▶ **Problem to solve**
Echo the rows starting with the line that contains "colorbar-label: -7 xyxy=(696,303,711,318)" and going on through the line that contains "colorbar-label: -17 xyxy=(696,414,720,429)", including both, without changing anything.

** start of Material supplied **

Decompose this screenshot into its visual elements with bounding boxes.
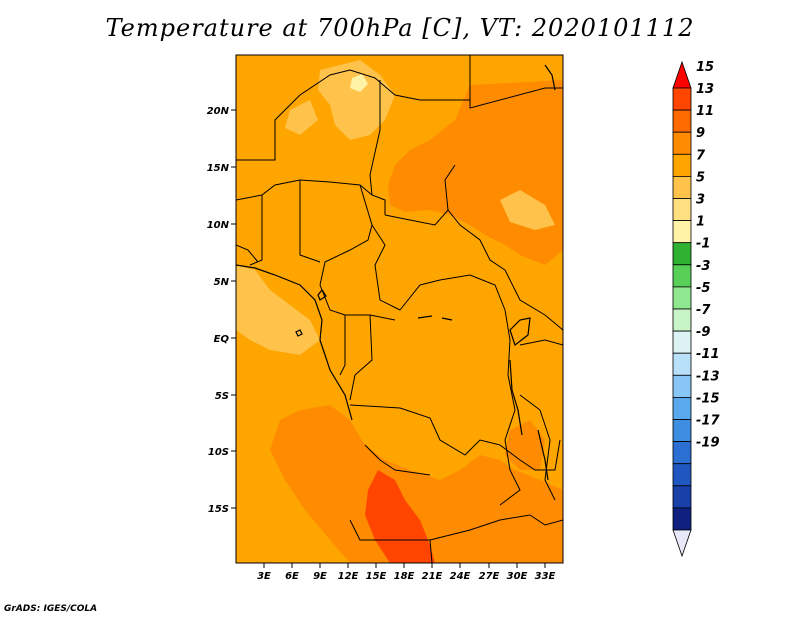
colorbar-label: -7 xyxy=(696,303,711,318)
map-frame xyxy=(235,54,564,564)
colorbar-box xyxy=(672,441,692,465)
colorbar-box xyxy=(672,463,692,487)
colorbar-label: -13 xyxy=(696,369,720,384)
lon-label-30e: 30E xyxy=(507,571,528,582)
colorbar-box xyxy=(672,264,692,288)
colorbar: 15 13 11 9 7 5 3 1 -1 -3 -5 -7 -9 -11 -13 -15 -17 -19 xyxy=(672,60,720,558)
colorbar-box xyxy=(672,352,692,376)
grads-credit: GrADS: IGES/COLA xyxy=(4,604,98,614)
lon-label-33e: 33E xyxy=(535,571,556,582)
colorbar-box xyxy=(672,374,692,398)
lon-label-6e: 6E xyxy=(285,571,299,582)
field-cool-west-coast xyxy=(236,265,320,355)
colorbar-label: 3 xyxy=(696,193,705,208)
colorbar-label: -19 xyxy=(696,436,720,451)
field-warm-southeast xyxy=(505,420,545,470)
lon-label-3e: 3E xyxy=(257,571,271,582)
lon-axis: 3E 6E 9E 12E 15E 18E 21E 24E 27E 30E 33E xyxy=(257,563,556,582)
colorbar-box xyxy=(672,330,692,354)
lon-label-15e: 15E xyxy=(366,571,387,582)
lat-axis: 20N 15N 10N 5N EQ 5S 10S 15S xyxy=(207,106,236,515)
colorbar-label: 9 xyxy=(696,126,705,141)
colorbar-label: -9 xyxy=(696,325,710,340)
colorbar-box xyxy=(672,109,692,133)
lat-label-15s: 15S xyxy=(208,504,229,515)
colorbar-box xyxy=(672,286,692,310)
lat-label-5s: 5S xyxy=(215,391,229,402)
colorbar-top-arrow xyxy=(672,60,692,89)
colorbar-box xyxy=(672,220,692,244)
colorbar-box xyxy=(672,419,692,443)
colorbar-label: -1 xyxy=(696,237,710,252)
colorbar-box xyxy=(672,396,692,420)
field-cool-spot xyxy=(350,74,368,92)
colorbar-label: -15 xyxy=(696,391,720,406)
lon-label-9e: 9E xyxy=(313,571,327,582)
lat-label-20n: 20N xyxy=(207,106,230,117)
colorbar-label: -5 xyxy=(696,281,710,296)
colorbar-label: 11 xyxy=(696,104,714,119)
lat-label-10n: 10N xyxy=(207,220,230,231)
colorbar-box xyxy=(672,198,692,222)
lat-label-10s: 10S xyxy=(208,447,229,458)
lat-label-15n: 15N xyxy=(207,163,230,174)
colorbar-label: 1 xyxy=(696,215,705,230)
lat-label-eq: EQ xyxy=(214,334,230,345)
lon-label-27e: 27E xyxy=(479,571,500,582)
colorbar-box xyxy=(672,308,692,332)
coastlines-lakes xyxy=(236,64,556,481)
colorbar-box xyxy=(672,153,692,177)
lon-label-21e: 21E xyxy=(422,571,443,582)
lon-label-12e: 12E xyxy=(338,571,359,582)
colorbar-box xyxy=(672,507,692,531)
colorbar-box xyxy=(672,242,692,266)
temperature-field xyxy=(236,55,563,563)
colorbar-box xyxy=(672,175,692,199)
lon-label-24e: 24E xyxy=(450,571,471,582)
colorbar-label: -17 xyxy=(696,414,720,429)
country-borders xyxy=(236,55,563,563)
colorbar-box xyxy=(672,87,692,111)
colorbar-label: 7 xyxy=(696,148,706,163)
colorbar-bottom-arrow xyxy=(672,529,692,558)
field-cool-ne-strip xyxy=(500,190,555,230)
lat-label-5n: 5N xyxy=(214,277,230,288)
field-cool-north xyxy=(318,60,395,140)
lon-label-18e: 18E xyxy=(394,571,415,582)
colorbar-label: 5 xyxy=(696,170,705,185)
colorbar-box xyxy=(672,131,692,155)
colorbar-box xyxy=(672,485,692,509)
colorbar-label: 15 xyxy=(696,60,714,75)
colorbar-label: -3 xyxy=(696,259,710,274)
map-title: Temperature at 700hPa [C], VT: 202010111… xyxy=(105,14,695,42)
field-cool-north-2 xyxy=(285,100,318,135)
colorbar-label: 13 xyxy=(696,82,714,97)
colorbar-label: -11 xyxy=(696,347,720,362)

** end of Material supplied **
** start of Material supplied **

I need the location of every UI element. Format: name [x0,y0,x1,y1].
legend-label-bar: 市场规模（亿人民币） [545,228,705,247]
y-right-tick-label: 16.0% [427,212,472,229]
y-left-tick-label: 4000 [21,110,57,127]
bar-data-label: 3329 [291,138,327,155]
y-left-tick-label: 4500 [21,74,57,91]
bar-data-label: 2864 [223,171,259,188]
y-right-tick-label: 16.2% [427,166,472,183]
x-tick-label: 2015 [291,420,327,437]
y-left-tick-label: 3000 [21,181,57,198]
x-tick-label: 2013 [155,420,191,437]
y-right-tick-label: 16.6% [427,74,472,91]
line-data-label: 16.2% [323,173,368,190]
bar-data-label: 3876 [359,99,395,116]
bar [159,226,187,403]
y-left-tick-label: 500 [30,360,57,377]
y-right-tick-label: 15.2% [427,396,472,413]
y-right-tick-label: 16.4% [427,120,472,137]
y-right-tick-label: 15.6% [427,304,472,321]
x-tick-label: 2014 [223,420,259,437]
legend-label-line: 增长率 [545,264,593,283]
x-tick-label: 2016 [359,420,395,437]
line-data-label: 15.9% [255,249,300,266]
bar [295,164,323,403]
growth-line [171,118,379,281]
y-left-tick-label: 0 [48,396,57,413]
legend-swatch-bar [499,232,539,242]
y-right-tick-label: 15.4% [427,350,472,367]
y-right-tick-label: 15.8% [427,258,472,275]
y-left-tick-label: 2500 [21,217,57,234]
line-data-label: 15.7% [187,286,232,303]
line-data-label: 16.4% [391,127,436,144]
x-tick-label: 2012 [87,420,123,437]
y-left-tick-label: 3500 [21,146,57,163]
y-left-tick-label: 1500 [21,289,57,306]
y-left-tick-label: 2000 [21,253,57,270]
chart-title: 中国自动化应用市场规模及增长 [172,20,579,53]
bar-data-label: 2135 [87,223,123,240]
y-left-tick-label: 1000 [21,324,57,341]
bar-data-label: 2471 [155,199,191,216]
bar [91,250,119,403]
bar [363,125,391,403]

** end of Material supplied **

▶ **Correct result**
colorbar-label: -7 xyxy=(696,303,711,318)
map-frame xyxy=(235,54,564,564)
colorbar-box xyxy=(672,441,692,465)
colorbar-box xyxy=(672,463,692,487)
colorbar-label: -13 xyxy=(696,369,720,384)
lon-label-30e: 30E xyxy=(507,571,528,582)
colorbar-box xyxy=(672,264,692,288)
colorbar: 15 13 11 9 7 5 3 1 -1 -3 -5 -7 -9 -11 -13 -15 -17 -19 xyxy=(672,60,720,558)
colorbar-box xyxy=(672,352,692,376)
grads-credit: GrADS: IGES/COLA xyxy=(4,604,98,614)
lon-label-33e: 33E xyxy=(535,571,556,582)
colorbar-box xyxy=(672,374,692,398)
lon-label-6e: 6E xyxy=(285,571,299,582)
field-cool-west-coast xyxy=(236,265,320,355)
colorbar-label: 3 xyxy=(696,193,705,208)
colorbar-label: -19 xyxy=(696,436,720,451)
field-warm-southeast xyxy=(505,420,545,470)
lon-label-3e: 3E xyxy=(257,571,271,582)
lon-axis: 3E 6E 9E 12E 15E 18E 21E 24E 27E 30E 33E xyxy=(257,563,556,582)
colorbar-box xyxy=(672,330,692,354)
lon-label-15e: 15E xyxy=(366,571,387,582)
lat-axis: 20N 15N 10N 5N EQ 5S 10S 15S xyxy=(207,106,236,515)
colorbar-label: 9 xyxy=(696,126,705,141)
colorbar-label: -9 xyxy=(696,325,710,340)
colorbar-box xyxy=(672,109,692,133)
lat-label-15s: 15S xyxy=(208,504,229,515)
colorbar-box xyxy=(672,286,692,310)
lat-label-5s: 5S xyxy=(215,391,229,402)
colorbar-top-arrow xyxy=(672,60,692,89)
colorbar-box xyxy=(672,220,692,244)
colorbar-box xyxy=(672,419,692,443)
colorbar-label: -1 xyxy=(696,237,710,252)
colorbar-box xyxy=(672,396,692,420)
field-cool-spot xyxy=(350,74,368,92)
colorbar-label: -15 xyxy=(696,391,720,406)
lon-label-9e: 9E xyxy=(313,571,327,582)
lat-label-20n: 20N xyxy=(207,106,230,117)
colorbar-label: -5 xyxy=(696,281,710,296)
colorbar-label: 11 xyxy=(696,104,714,119)
lat-label-10n: 10N xyxy=(207,220,230,231)
colorbar-box xyxy=(672,198,692,222)
lat-label-10s: 10S xyxy=(208,447,229,458)
lat-label-15n: 15N xyxy=(207,163,230,174)
colorbar-label: 1 xyxy=(696,215,705,230)
lat-label-eq: EQ xyxy=(214,334,230,345)
lon-label-27e: 27E xyxy=(479,571,500,582)
colorbar-box xyxy=(672,308,692,332)
coastlines-lakes xyxy=(236,64,556,481)
colorbar-box xyxy=(672,153,692,177)
lon-label-21e: 21E xyxy=(422,571,443,582)
lon-label-12e: 12E xyxy=(338,571,359,582)
colorbar-box xyxy=(672,507,692,531)
colorbar-box xyxy=(672,242,692,266)
temperature-field xyxy=(236,55,563,563)
colorbar-box xyxy=(672,175,692,199)
lon-label-24e: 24E xyxy=(450,571,471,582)
colorbar-label: -17 xyxy=(696,414,720,429)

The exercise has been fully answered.